▶ [EXERCISE]:
Search the data for the word "SIZE" and copy every line that contains it.

▶ [MATERIAL PROVIDED]:
START
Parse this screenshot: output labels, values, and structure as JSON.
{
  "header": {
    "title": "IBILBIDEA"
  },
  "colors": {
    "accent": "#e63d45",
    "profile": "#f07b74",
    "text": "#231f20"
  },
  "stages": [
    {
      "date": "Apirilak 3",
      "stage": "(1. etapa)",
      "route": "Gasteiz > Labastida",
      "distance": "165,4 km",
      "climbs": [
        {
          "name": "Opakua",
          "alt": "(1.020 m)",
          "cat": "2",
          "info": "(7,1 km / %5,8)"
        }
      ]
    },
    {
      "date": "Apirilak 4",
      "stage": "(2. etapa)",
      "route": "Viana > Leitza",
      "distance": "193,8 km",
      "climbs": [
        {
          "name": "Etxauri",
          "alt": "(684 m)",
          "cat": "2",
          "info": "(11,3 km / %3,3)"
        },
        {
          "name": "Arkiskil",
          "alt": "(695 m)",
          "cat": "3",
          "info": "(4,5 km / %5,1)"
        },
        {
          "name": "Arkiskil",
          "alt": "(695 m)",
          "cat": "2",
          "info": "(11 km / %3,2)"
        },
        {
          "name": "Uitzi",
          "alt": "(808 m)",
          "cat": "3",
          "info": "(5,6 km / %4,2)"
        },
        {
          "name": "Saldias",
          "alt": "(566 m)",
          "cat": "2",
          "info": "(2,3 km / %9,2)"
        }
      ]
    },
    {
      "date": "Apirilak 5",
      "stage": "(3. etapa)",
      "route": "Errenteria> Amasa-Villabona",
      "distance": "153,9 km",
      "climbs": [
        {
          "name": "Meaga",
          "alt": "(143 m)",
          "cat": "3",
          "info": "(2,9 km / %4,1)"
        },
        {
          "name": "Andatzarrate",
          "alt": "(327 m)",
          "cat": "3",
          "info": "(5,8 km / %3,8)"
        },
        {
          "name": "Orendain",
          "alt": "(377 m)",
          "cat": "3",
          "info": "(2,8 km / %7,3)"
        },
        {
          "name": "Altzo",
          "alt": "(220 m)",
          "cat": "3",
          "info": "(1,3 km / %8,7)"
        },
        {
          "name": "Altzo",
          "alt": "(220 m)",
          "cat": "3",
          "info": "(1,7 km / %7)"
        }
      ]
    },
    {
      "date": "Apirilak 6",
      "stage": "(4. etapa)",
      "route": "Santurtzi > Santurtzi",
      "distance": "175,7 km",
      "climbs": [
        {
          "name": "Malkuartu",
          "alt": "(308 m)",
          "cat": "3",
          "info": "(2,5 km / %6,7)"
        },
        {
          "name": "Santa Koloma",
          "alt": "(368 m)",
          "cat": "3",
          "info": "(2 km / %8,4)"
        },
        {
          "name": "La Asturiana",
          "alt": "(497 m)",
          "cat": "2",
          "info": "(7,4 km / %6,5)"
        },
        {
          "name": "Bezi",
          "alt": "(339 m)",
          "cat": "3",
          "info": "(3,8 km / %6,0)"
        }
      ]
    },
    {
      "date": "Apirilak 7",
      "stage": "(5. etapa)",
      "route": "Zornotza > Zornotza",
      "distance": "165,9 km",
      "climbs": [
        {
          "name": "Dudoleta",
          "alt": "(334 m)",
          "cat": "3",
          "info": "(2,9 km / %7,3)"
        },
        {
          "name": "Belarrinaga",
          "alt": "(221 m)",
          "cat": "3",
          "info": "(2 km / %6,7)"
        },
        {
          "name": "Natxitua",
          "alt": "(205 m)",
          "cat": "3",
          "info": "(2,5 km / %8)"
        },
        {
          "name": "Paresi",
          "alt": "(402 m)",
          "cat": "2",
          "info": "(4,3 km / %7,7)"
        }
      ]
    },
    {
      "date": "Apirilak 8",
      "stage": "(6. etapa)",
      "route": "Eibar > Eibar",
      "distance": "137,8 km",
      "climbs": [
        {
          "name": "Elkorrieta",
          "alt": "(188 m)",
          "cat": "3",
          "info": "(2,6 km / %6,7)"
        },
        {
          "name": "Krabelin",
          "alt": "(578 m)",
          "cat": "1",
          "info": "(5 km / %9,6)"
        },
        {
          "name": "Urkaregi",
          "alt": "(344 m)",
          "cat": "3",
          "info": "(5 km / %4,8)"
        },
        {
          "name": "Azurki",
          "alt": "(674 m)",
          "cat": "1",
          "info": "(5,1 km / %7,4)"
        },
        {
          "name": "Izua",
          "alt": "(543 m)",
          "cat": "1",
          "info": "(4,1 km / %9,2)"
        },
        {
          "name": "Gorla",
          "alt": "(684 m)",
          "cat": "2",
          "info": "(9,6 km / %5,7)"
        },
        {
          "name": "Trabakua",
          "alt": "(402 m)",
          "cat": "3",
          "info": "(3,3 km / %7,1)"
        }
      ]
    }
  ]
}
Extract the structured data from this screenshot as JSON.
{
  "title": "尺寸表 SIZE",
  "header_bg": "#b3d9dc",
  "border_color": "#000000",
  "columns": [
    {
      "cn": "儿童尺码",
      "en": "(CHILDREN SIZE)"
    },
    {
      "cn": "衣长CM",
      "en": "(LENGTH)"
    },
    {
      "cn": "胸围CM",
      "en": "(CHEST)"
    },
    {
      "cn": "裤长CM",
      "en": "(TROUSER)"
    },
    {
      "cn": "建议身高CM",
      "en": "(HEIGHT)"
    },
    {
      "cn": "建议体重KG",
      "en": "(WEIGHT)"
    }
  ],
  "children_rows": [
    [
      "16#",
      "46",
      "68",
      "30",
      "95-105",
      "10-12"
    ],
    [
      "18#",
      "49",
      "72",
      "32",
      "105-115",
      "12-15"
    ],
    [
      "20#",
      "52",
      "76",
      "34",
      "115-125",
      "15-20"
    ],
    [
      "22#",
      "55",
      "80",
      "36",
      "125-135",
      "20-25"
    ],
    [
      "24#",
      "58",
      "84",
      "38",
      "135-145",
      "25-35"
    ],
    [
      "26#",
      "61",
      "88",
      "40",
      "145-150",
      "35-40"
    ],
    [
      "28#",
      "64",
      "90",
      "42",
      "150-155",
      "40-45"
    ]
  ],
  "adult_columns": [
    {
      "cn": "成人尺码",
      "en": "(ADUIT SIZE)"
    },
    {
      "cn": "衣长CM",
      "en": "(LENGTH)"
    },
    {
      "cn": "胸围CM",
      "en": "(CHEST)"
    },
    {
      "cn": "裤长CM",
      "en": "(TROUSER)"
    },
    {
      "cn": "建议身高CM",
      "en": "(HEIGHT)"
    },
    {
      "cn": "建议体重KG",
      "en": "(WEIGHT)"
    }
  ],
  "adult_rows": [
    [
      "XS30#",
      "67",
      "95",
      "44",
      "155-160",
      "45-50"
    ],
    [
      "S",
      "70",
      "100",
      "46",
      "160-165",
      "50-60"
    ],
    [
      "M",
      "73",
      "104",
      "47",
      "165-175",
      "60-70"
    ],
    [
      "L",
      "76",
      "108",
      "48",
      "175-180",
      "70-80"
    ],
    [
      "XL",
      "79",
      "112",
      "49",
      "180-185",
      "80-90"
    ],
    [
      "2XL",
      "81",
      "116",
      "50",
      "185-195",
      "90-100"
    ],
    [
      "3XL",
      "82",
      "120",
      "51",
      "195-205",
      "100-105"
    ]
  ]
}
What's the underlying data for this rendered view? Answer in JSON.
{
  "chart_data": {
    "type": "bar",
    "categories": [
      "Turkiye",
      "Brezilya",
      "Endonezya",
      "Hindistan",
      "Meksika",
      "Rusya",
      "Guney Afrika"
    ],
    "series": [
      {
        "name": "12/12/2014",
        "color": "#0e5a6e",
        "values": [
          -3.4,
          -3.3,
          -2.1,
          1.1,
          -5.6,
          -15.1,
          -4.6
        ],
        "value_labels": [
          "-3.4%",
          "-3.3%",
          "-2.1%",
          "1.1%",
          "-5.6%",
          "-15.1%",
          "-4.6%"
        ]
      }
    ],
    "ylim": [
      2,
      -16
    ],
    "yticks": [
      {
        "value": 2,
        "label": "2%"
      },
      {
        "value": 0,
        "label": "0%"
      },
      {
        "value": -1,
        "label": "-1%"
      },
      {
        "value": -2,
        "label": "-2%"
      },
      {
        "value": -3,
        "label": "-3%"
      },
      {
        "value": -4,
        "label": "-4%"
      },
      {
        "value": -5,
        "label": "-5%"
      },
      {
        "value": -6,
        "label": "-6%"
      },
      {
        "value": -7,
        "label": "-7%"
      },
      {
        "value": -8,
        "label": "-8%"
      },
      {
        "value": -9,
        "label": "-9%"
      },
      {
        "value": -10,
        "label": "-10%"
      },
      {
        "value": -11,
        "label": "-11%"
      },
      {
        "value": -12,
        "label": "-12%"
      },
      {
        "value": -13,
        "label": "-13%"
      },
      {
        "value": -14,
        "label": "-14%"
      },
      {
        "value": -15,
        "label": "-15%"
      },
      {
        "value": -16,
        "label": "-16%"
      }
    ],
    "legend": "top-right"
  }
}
END
▶ [SOLUTION BELOW]:
  "title": "尺寸表 SIZE",
      "en": "(CHILDREN SIZE)"
      "en": "(ADUIT SIZE)"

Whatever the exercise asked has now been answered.